### Testo
◇ ◇ ◇ ◇
Naturalmente questa analisi delle scelte paterne - ispirate alla sostanza dei fatti - anche sotto il profilo degli argomenti prodotti nel reclamo deve tenere conto della cronologia degli eventi. Il reclamo in Cassazione ha dato dell'art. 337 septies c.c. una più che plausibile lettura, ma ha preceduto nel tempo la svolta interpretativa del 2020, che quindi non poteva citare, ma che comunque successivamente l'ha confermata. Per questo non aveva senso che invocasse l'art. 1188 c.c., che fornisce una giustificazione "di ripiego" rispetto alla legittimazione diretta.

La medesima giustificazione non vale per la Suprema Corte che, pur potendo legittimamente prendere una posizione diversa, avrebbe dovuto motivare la propria presa di distanza. Ma soprattutto avrebbe dovuto chiarire il ragionamento attraverso il quale viene scavalcata l'esplicita indicazione del legislatore a favore della titolarità ed esigibilità del credito nella figura del figlio una volta divenuto maggiorenne, visto che il genitore già collocatario fino a quel momento ha gestito risorse destinate non a se stesso, ma al di lui mantenimento. In altre parole, anche volendo ignorare il ragionamento di Cass. 17183/2020, in una interpretazione sistematica il superamento della necessità di un nuovo intervento del giudice per modificare le disposizioni può rinvenirsi nella normativa stessa, che attribuisce al genitore presso il quale i figli vivano in misura prevalente la gestione delle risorse ad essi destinate solo in attesa che con la maggiore età acquistino la capacità di agire in proprio. Una sorta di mandato a termine.

Concludendo, pur osservando che valutazioni così profondamente difformi provengono da due diverse sezioni della Suprema Corte, resta il fatto che una comunicazione tra di esse dovrebbe pur esserci e soprattutto il rammarico per un esito discutibilmente fondato sul piano formale del diritto e sicuramente contrario all'etica della giustizia.
◇ ◇ ◇ ◇
### Record grezzi
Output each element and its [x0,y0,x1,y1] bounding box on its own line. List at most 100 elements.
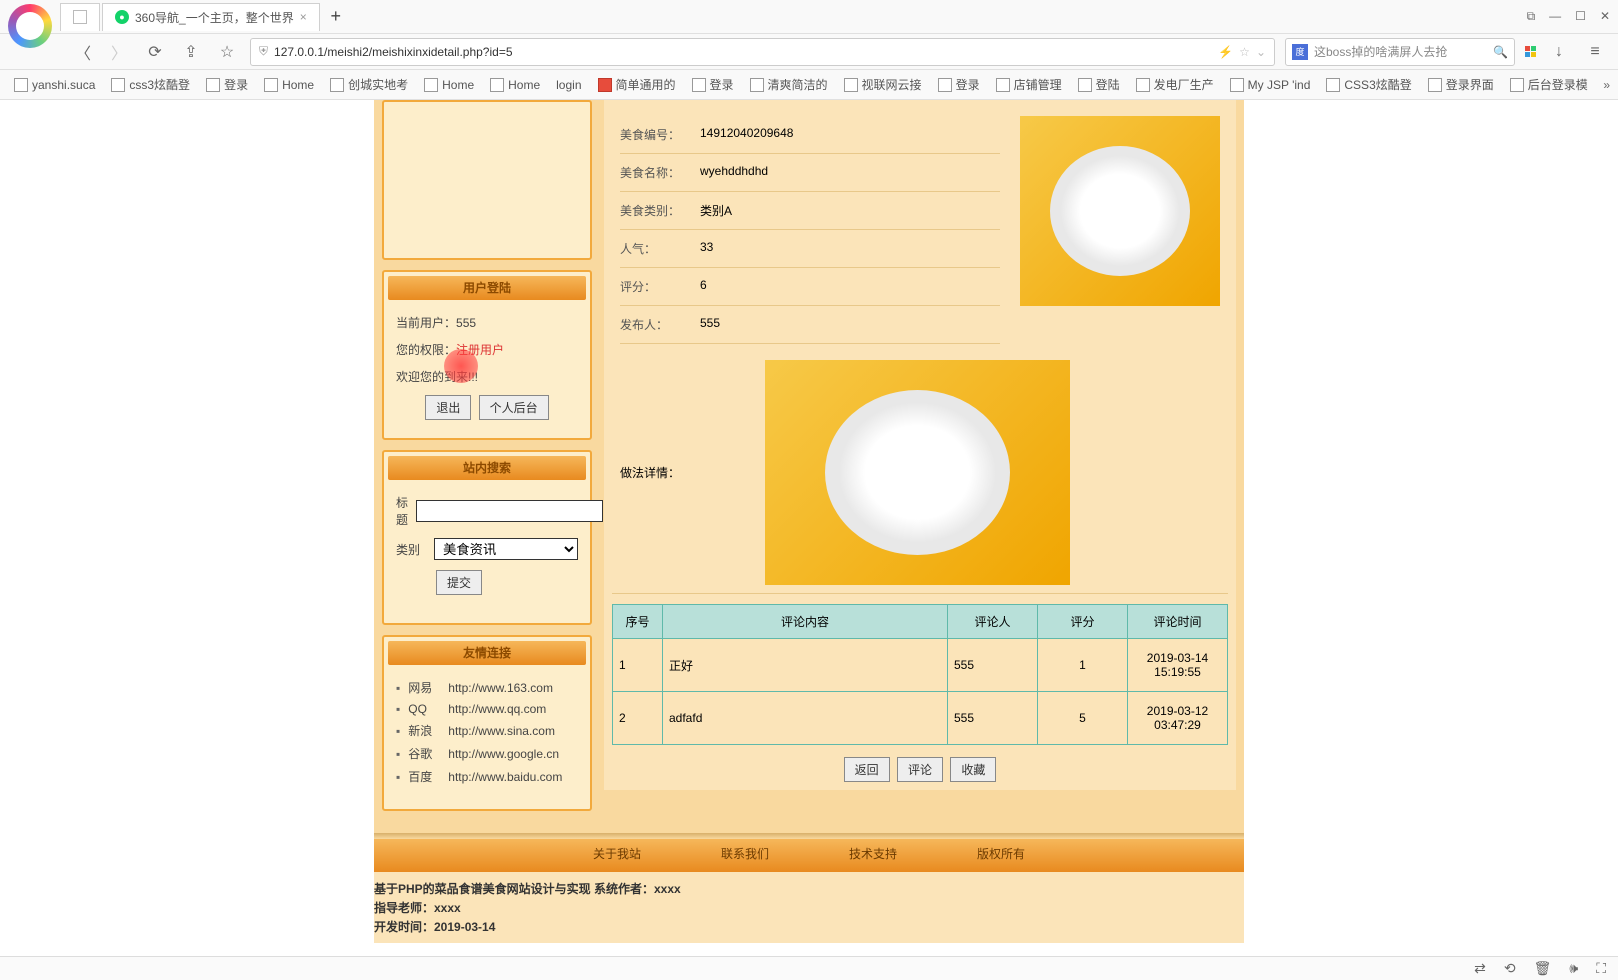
bookmark-item[interactable]: 后台登录模 [1504,76,1594,93]
bookmark-item[interactable]: 发电厂生产 [1130,76,1220,93]
tab-blank[interactable] [60,3,100,31]
bookmark-item[interactable]: 登录 [686,76,740,93]
food-score: 6 [700,278,707,295]
back-button[interactable]: 〈 [70,39,96,65]
chevron-down-icon[interactable]: ⌄ [1256,45,1266,59]
reload-button[interactable]: ⟳ [142,39,168,65]
page-icon [424,78,438,92]
bookmark-item[interactable]: Home [484,78,546,92]
page-icon [330,78,344,92]
col-score: 评分 [1038,605,1128,639]
url-text: 127.0.0.1/meishi2/meishixinxidetail.php?… [274,45,1212,59]
empty-panel [382,100,592,260]
bookmark-item[interactable]: yanshi.suca [8,78,101,92]
close-icon[interactable]: × [300,10,307,24]
bookmark-item[interactable]: css3炫酷登 [105,76,196,93]
col-content: 评论内容 [663,605,948,639]
food-detail-info: 美食编号：14912040209648 美食名称：wyehddhdhd 美食类别… [620,116,1000,344]
browser-logo [8,4,52,48]
forward-button[interactable]: 〉 [106,39,132,65]
bookmark-item[interactable]: 视联网云接 [838,76,928,93]
personal-backend-button[interactable]: 个人后台 [479,395,549,420]
food-name: wyehddhdhd [700,164,768,181]
file-icon [73,10,87,24]
bookmark-item[interactable]: Home [418,78,480,92]
bookmark-item[interactable]: Home [258,78,320,92]
page-icon [844,78,858,92]
bookmark-item[interactable]: 简单通用的 [592,76,682,93]
submit-button[interactable]: 提交 [436,570,482,595]
bookmark-item[interactable]: My JSP 'ind [1224,78,1317,92]
restore-icon[interactable]: ⧉ [1527,9,1536,24]
trash-icon[interactable]: 🗑 [1534,960,1552,977]
home-button[interactable]: ⇪ [178,39,204,65]
favorite-button[interactable]: ☆ [214,39,240,65]
maximize-icon[interactable]: ☐ [1575,9,1586,24]
favorite-button[interactable]: 收藏 [950,757,996,782]
links-panel: 友情连接 网易http://www.163.com QQhttp://www.q… [382,635,592,811]
login-panel: 用户登陆 当前用户：555 您的权限：注册用户 欢迎您的到来!!! 退出 个人后… [382,270,592,440]
volume-icon[interactable]: 🕪 [1569,960,1578,977]
friend-link[interactable]: 百度http://www.baidu.com [396,768,578,785]
star-icon[interactable]: ☆ [1239,45,1250,59]
highlight-marker [444,349,478,383]
logout-button[interactable]: 退出 [425,395,471,420]
method-row: 做法详情： [612,352,1228,594]
close-window-icon[interactable]: ✕ [1600,9,1610,24]
friend-link[interactable]: 谷歌http://www.google.cn [396,745,578,762]
bookmark-item[interactable]: 登录 [200,76,254,93]
comment-button[interactable]: 评论 [897,757,943,782]
download-icon[interactable]: ↓ [1546,39,1572,65]
site-favicon: ● [115,10,129,24]
address-bar[interactable]: ⛨ 127.0.0.1/meishi2/meishixinxidetail.ph… [250,38,1275,66]
search-box[interactable]: 度 这boss掉的啥满屏人去抢 🔍 [1285,38,1515,66]
back-button[interactable]: 返回 [844,757,890,782]
table-row: 2 adfafd 555 5 2019-03-1203:47:29 [613,692,1228,745]
minimize-icon[interactable]: — [1549,9,1561,24]
tab-current[interactable]: ● 360导航_一个主页，整个世界 × [102,3,320,31]
search-panel: 站内搜索 标题 类别 美食资讯 [382,450,592,625]
food-publisher: 555 [700,316,720,333]
bookmark-item[interactable]: 清爽简洁的 [744,76,834,93]
footer-link[interactable]: 关于我站 [593,845,641,862]
bookmark-overflow[interactable]: » [1603,78,1610,92]
food-popularity: 33 [700,240,713,257]
footer-line-1: 基于PHP的菜品食谱美食网站设计与实现 系统作者：xxxx [374,880,1244,897]
col-index: 序号 [613,605,663,639]
panel-title: 友情连接 [388,641,586,665]
bookmark-item[interactable]: 登陆 [1072,76,1126,93]
category-label: 类别 [396,541,426,558]
expand-icon[interactable]: ⛶ [1596,960,1606,977]
friend-link[interactable]: QQhttp://www.qq.com [396,702,578,716]
friend-link[interactable]: 新浪http://www.sina.com [396,722,578,739]
bookmark-item[interactable]: 登录 [932,76,986,93]
footer-link[interactable]: 技术支持 [849,845,897,862]
category-select[interactable]: 美食资讯 [434,538,578,560]
refresh-icon[interactable]: ⟲ [1504,960,1516,977]
apps-icon[interactable] [1525,46,1536,57]
new-tab-button[interactable]: + [322,6,350,27]
bookmark-item[interactable]: 登录界面 [1422,76,1500,93]
page-icon [1230,78,1244,92]
footer-link[interactable]: 版权所有 [977,845,1025,862]
food-id: 14912040209648 [700,126,793,143]
friend-link[interactable]: 网易http://www.163.com [396,679,578,696]
bookmark-item[interactable]: login [550,78,587,92]
page-icon [1136,78,1150,92]
page-icon [206,78,220,92]
search-engine-icon: 度 [1292,44,1308,60]
footer-link[interactable]: 联系我们 [721,845,769,862]
bookmark-item[interactable]: 创城实地考 [324,76,414,93]
menu-icon[interactable]: ≡ [1582,39,1608,65]
page-icon [996,78,1010,92]
page-icon [264,78,278,92]
title-input[interactable] [416,500,603,522]
bookmark-item[interactable]: 店铺管理 [990,76,1068,93]
search-icon[interactable]: 🔍 [1493,45,1508,59]
welcome-line: 欢迎您的到来!!! [396,368,578,385]
bookmark-item[interactable]: CSS3炫酷登 [1320,76,1417,93]
flash-icon[interactable]: ⚡ [1218,45,1233,59]
bookmark-bar: yanshi.suca css3炫酷登 登录 Home 创城实地考 Home H… [0,70,1618,100]
permission-line: 您的权限：注册用户 [396,341,578,358]
sync-icon[interactable]: ⇄ [1474,960,1486,977]
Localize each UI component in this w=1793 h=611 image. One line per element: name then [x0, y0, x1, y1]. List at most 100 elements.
◇ ◇ ◇ ◇
### Esercizi proposti
(a) Riscriva il testo da "Concludendo, pur osservando" fino a "all'etica della giustizia." compreso, sostituendo "rammarico" con "dispiacere".
(b) Ricopi fedelmente le righe dei record che vanno da quella contenente "bookmark-item[interactable]: 后台登录模 [1504,76,1594,93]" fino a quella contenente "bookmark-item[interactable]: Home [258,78,320,92]" inclusa.
I record non hanno alcun legame con il testo.

### Esercizi svolti
(a)
Concludendo, pur osservando che valutazioni così profondamente difformi provengono da due diverse sezioni della Suprema Corte, resta il fatto che una comunicazione tra di esse dovrebbe pur esserci e soprattutto il dispiacere per un esito discutibilmente fondato sul piano formale del diritto e sicuramente contrario all'etica della giustizia.

(b)
bookmark-item[interactable]: 后台登录模 [1504,76,1594,93]
bookmark-item[interactable]: 发电厂生产 [1130,76,1220,93]
tab-blank[interactable] [60,3,100,31]
bookmark-item[interactable]: 登录 [686,76,740,93]
food-score: 6 [700,278,707,295]
back-button[interactable]: 〈 [70,39,96,65]
chevron-down-icon[interactable]: ⌄ [1256,45,1266,59]
reload-button[interactable]: ⟳ [142,39,168,65]
page-icon [424,78,438,92]
bookmark-item[interactable]: Home [484,78,546,92]
page-icon [330,78,344,92]
col-score: 评分 [1038,605,1128,639]
url-text: 127.0.0.1/meishi2/meishixinxidetail.php?… [274,45,1212,59]
empty-panel [382,100,592,260]
bookmark-item[interactable]: yanshi.suca [8,78,101,92]
close-icon[interactable]: × [300,10,307,24]
bookmark-item[interactable]: css3炫酷登 [105,76,196,93]
col-content: 评论内容 [663,605,948,639]
food-detail-info: 美食编号：14912040209648 美食名称：wyehddhdhd 美食类别… [620,116,1000,344]
browser-logo [8,4,52,48]
forward-button[interactable]: 〉 [106,39,132,65]
bookmark-item[interactable]: 视联网云接 [838,76,928,93]
personal-backend-button[interactable]: 个人后台 [479,395,549,420]
food-name: wyehddhdhd [700,164,768,181]
file-icon [73,10,87,24]
bookmark-item[interactable]: Home [418,78,480,92]
bookmark-item[interactable]: Home [258,78,320,92]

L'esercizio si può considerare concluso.